> _DATA_:
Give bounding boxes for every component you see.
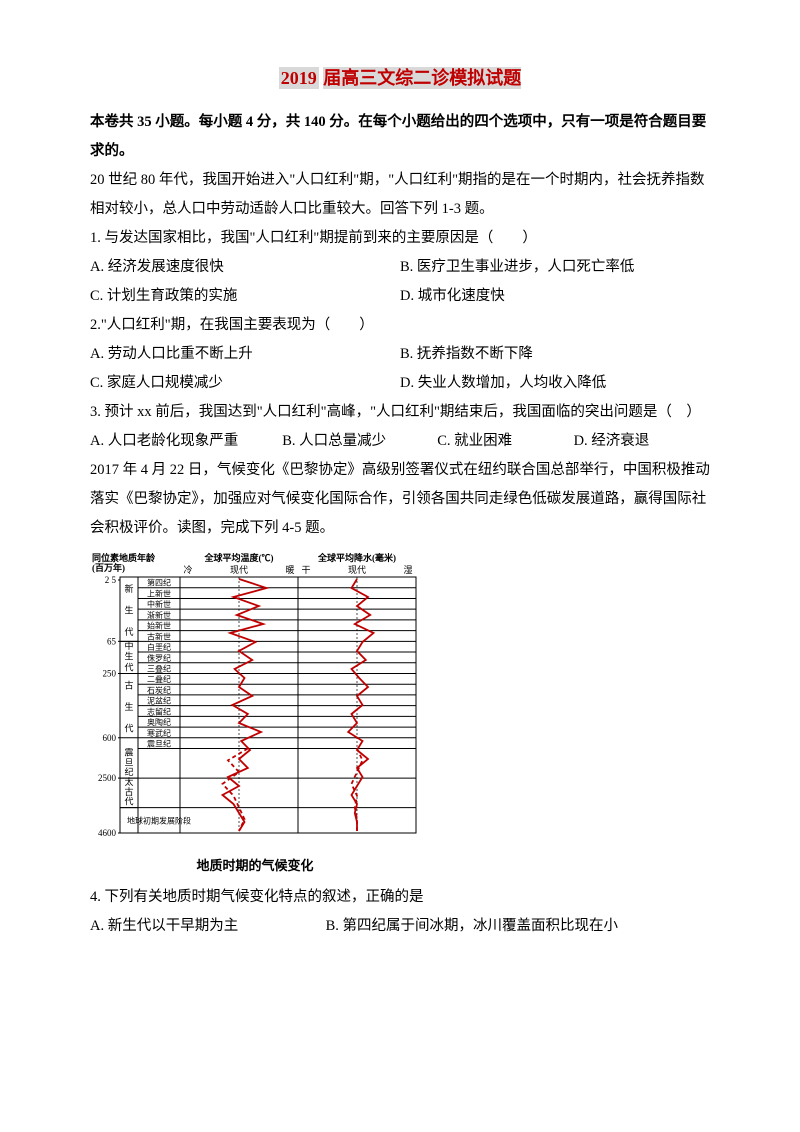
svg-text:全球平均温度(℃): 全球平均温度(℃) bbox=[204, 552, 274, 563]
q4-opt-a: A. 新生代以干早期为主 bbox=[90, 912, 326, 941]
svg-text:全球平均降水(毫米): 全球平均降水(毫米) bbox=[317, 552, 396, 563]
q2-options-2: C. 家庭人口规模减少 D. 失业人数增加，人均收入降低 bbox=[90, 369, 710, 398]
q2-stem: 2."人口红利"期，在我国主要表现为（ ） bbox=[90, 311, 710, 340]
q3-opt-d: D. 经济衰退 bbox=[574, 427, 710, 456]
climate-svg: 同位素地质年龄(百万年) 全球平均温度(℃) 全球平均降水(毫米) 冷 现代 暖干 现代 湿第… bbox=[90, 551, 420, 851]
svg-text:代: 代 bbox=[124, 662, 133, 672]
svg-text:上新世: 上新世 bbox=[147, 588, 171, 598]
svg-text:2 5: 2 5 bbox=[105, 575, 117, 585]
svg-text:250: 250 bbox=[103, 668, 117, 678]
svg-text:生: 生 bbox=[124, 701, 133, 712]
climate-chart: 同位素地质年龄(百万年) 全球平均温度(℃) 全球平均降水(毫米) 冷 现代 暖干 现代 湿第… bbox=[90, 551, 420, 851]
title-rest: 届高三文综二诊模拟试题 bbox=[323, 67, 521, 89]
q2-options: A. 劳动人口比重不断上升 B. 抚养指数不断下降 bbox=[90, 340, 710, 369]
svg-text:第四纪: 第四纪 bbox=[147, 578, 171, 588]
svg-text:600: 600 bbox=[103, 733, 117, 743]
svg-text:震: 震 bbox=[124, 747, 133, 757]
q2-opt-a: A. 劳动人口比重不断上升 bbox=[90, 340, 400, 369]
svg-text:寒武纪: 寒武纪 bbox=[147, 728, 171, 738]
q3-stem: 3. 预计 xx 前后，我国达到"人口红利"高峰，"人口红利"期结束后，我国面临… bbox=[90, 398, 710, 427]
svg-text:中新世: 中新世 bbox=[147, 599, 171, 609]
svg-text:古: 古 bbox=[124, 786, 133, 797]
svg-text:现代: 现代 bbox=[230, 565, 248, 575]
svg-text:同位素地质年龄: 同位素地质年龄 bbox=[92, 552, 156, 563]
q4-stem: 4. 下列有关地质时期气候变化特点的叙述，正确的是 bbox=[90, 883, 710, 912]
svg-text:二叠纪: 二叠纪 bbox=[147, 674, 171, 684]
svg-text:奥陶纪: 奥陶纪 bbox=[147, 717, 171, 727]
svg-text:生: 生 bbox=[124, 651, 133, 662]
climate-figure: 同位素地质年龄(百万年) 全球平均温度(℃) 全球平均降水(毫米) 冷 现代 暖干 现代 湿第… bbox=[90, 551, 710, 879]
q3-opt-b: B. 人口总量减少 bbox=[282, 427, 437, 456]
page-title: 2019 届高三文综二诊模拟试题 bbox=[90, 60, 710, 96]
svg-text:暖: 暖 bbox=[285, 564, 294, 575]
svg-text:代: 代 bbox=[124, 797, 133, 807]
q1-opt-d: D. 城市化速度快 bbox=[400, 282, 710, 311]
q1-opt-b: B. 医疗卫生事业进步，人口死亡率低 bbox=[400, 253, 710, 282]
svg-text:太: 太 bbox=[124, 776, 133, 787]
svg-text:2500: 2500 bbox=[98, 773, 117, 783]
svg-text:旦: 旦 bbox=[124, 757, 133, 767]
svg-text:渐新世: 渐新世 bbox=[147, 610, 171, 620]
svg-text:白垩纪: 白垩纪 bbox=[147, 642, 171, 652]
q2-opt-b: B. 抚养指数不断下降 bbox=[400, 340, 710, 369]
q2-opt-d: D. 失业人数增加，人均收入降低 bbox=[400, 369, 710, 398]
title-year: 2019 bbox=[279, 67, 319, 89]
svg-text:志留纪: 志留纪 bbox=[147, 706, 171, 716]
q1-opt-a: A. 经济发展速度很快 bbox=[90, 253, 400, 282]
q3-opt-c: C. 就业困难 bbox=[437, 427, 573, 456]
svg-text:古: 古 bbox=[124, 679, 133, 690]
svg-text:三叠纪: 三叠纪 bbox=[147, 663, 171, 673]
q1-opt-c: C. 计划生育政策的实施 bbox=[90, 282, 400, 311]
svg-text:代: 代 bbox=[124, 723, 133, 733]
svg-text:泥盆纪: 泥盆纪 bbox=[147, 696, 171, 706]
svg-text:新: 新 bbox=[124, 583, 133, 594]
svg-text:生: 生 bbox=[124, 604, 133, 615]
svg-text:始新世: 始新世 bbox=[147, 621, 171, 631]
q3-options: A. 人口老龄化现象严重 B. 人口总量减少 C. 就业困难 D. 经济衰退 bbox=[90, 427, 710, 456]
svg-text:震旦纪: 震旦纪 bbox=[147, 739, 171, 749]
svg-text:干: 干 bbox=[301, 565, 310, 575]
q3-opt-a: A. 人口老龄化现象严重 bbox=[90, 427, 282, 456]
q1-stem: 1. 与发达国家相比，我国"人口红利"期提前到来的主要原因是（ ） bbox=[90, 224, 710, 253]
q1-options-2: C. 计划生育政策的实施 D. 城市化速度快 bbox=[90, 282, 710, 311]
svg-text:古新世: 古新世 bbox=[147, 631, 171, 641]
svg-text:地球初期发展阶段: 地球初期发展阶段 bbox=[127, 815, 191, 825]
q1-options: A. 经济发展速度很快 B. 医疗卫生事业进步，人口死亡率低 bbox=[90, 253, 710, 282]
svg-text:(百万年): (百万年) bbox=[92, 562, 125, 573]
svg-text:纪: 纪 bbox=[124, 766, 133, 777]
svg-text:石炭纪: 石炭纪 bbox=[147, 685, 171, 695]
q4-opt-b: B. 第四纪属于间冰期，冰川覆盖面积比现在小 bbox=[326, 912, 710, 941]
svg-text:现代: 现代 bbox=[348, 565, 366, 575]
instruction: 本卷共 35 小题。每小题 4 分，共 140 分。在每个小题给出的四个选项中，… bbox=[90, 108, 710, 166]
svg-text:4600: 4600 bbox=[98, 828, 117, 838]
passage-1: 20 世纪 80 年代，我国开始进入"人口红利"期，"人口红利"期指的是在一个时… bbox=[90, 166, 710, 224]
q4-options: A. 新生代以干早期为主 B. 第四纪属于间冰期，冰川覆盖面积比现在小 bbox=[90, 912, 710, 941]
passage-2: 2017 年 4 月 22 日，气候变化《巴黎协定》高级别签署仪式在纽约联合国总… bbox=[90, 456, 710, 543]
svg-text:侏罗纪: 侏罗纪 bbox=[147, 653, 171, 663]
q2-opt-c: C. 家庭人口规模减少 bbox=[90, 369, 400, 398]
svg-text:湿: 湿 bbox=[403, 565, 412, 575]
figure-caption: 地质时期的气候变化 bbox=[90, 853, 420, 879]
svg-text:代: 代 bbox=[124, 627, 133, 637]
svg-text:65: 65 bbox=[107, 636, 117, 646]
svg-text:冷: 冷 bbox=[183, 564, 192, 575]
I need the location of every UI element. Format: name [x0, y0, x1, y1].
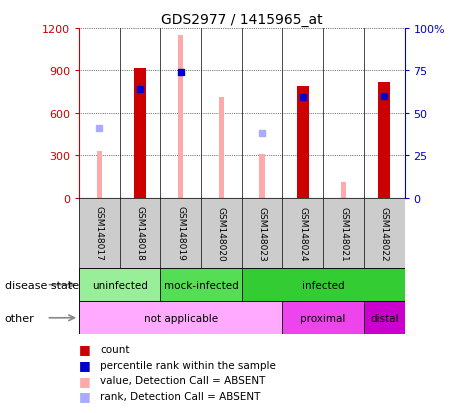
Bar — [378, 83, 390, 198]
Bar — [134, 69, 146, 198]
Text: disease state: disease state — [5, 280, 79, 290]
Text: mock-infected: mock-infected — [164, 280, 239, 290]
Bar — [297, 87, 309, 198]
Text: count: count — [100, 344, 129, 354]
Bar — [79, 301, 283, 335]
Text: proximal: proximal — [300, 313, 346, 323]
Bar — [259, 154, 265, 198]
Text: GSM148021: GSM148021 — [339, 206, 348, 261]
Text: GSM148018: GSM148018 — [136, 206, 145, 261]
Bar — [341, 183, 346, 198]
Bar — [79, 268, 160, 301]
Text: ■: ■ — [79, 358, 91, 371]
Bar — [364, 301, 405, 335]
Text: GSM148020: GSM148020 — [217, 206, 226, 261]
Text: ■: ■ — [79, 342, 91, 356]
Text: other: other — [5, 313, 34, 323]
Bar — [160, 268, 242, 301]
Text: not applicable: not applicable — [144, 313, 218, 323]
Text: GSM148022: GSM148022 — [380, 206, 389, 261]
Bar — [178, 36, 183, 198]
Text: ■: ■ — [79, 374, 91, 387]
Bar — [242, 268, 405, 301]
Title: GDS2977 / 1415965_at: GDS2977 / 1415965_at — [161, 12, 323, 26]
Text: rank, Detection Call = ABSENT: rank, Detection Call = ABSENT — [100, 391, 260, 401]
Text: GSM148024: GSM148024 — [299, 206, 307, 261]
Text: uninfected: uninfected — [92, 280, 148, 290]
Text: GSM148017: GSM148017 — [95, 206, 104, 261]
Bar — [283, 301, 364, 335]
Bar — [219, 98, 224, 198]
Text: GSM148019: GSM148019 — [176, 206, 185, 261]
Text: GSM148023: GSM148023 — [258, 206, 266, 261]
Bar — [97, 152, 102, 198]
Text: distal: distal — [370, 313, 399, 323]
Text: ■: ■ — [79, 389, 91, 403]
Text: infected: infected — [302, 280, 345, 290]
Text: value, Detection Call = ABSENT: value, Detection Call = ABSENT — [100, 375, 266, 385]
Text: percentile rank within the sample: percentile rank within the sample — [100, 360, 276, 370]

> _EXERCISE TASK_: Write out the lines of the material, starting with the line that contains "svg-text:全球平均温度(℃): 全球平均温度(℃) bbox=[204, 552, 274, 563]" and going on through the line that contains "q3-opt-b: B. 人口总量减少 bbox=[282, 427, 437, 456]".

> _RESPONSE TO THE TASK_:
svg-text:全球平均温度(℃): 全球平均温度(℃) bbox=[204, 552, 274, 563]
q4-opt-a: A. 新生代以干早期为主 bbox=[90, 912, 326, 941]
svg-text:全球平均降水(毫米): 全球平均降水(毫米) bbox=[317, 552, 396, 563]
q2-options-2: C. 家庭人口规模减少 D. 失业人数增加，人均收入降低 bbox=[90, 369, 710, 398]
q2-stem: 2."人口红利"期，在我国主要表现为（ ） bbox=[90, 311, 710, 340]
q3-opt-d: D. 经济衰退 bbox=[574, 427, 710, 456]
climate-svg: 同位素地质年龄(百万年) 全球平均温度(℃) 全球平均降水(毫米) 冷 现代 暖干 现代 湿第… bbox=[90, 551, 420, 851]
svg-text:代: 代 bbox=[124, 662, 133, 672]
svg-text:上新世: 上新世 bbox=[147, 588, 171, 598]
svg-text:2 5: 2 5 bbox=[105, 575, 117, 585]
svg-text:250: 250 bbox=[103, 668, 117, 678]
svg-text:生: 生 bbox=[124, 701, 133, 712]
climate-chart: 同位素地质年龄(百万年) 全球平均温度(℃) 全球平均降水(毫米) 冷 现代 暖干 现代 湿第… bbox=[90, 551, 420, 851]
title-rest: 届高三文综二诊模拟试题 bbox=[323, 67, 521, 89]
q2-options: A. 劳动人口比重不断上升 B. 抚养指数不断下降 bbox=[90, 340, 710, 369]
svg-text:第四纪: 第四纪 bbox=[147, 578, 171, 588]
svg-text:600: 600 bbox=[103, 733, 117, 743]
svg-text:震: 震 bbox=[124, 747, 133, 757]
q2-opt-a: A. 劳动人口比重不断上升 bbox=[90, 340, 400, 369]
svg-text:寒武纪: 寒武纪 bbox=[147, 728, 171, 738]
q3-stem: 3. 预计 xx 前后，我国达到"人口红利"高峰，"人口红利"期结束后，我国面临… bbox=[90, 398, 710, 427]
svg-text:中新世: 中新世 bbox=[147, 599, 171, 609]
svg-text:古: 古 bbox=[124, 786, 133, 797]
svg-text:现代: 现代 bbox=[230, 565, 248, 575]
svg-text:同位素地质年龄: 同位素地质年龄 bbox=[92, 552, 156, 563]
q4-stem: 4. 下列有关地质时期气候变化特点的叙述，正确的是 bbox=[90, 883, 710, 912]
svg-text:二叠纪: 二叠纪 bbox=[147, 674, 171, 684]
svg-text:奥陶纪: 奥陶纪 bbox=[147, 717, 171, 727]
svg-text:生: 生 bbox=[124, 651, 133, 662]
climate-figure: 同位素地质年龄(百万年) 全球平均温度(℃) 全球平均降水(毫米) 冷 现代 暖干 现代 湿第… bbox=[90, 551, 710, 879]
q3-opt-b: B. 人口总量减少 bbox=[282, 427, 437, 456]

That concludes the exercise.